# start of Information shown
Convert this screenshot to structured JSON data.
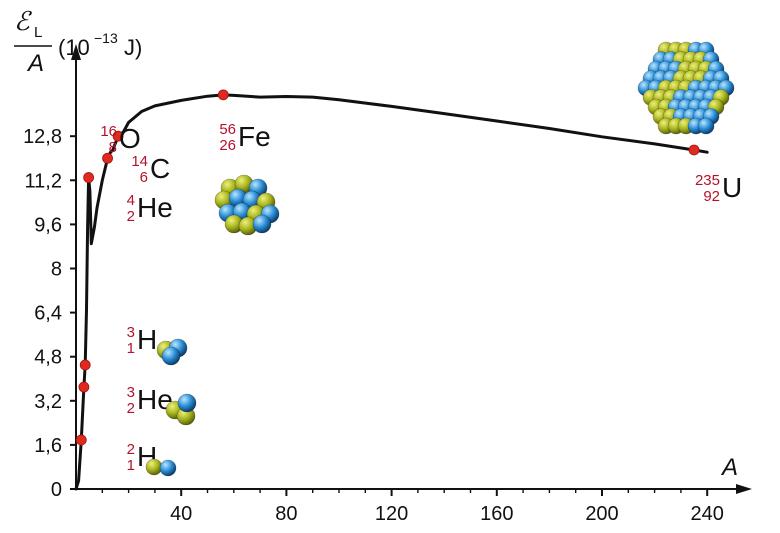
{
  "chart_data": {
    "type": "line",
    "ylabel_symbol": "ℰ",
    "ylabel_subscript": "L",
    "ylabel_denominator": "A",
    "ylabel_unit_prefix": "(10",
    "ylabel_unit_exponent": "−13",
    "ylabel_unit_suffix": " J)",
    "xlabel": "A",
    "xlim": [
      0,
      245
    ],
    "ylim": [
      0,
      14.8
    ],
    "x_ticks": [
      "40",
      "80",
      "120",
      "160",
      "200",
      "240"
    ],
    "x_tick_values": [
      40,
      80,
      120,
      160,
      200,
      240
    ],
    "y_ticks": [
      "0",
      "1,6",
      "3,2",
      "4,8",
      "6,4",
      "8",
      "9,6",
      "11,2",
      "12,8"
    ],
    "y_tick_values": [
      0,
      1.6,
      3.2,
      4.8,
      6.4,
      8,
      9.6,
      11.2,
      12.8
    ],
    "curve": [
      [
        0,
        0
      ],
      [
        1,
        0.3
      ],
      [
        2,
        1.78
      ],
      [
        3,
        3.7
      ],
      [
        3.5,
        4.5
      ],
      [
        4,
        6.5
      ],
      [
        4.4,
        9.5
      ],
      [
        4.8,
        11.3
      ],
      [
        5.3,
        10.8
      ],
      [
        5.8,
        8.9
      ],
      [
        7,
        9.5
      ],
      [
        8,
        10.2
      ],
      [
        10,
        11.2
      ],
      [
        12,
        12.0
      ],
      [
        13,
        12.2
      ],
      [
        14,
        12.3
      ],
      [
        16,
        12.8
      ],
      [
        18,
        12.95
      ],
      [
        20,
        13.3
      ],
      [
        25,
        13.7
      ],
      [
        30,
        13.9
      ],
      [
        40,
        14.1
      ],
      [
        50,
        14.25
      ],
      [
        56,
        14.3
      ],
      [
        60,
        14.28
      ],
      [
        70,
        14.22
      ],
      [
        80,
        14.24
      ],
      [
        90,
        14.22
      ],
      [
        100,
        14.12
      ],
      [
        120,
        13.88
      ],
      [
        140,
        13.62
      ],
      [
        160,
        13.35
      ],
      [
        180,
        13.08
      ],
      [
        200,
        12.78
      ],
      [
        220,
        12.52
      ],
      [
        235,
        12.3
      ],
      [
        240,
        12.22
      ]
    ],
    "points": [
      {
        "x": 2,
        "y": 1.78,
        "mass": "2",
        "atomic": "1",
        "symbol": "H"
      },
      {
        "x": 3,
        "y": 3.7,
        "mass": "3",
        "atomic": "2",
        "symbol": "He"
      },
      {
        "x": 3.5,
        "y": 4.5,
        "mass": "3",
        "atomic": "1",
        "symbol": "H"
      },
      {
        "x": 4.8,
        "y": 11.3,
        "mass": "4",
        "atomic": "2",
        "symbol": "He"
      },
      {
        "x": 12,
        "y": 12.0,
        "mass": "14",
        "atomic": "6",
        "symbol": "C"
      },
      {
        "x": 16,
        "y": 12.8,
        "mass": "16",
        "atomic": "8",
        "symbol": "O"
      },
      {
        "x": 56,
        "y": 14.3,
        "mass": "56",
        "atomic": "26",
        "symbol": "Fe"
      },
      {
        "x": 235,
        "y": 12.3,
        "mass": "235",
        "atomic": "92",
        "symbol": "U"
      }
    ]
  },
  "colors": {
    "curve": "#111111",
    "point": "#e0291f",
    "nucleus_number": "#b3132b",
    "proton": "#a9b520",
    "neutron": "#2b8ed6"
  }
}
# end of Information shown
Exercise description ::
Which lines above contain the word "atomic"? Copy each of them.

Output ::
        "atomic": "1",
        "atomic": "2",
        "atomic": "1",
        "atomic": "2",
        "atomic": "6",
        "atomic": "8",
        "atomic": "26",
        "atomic": "92",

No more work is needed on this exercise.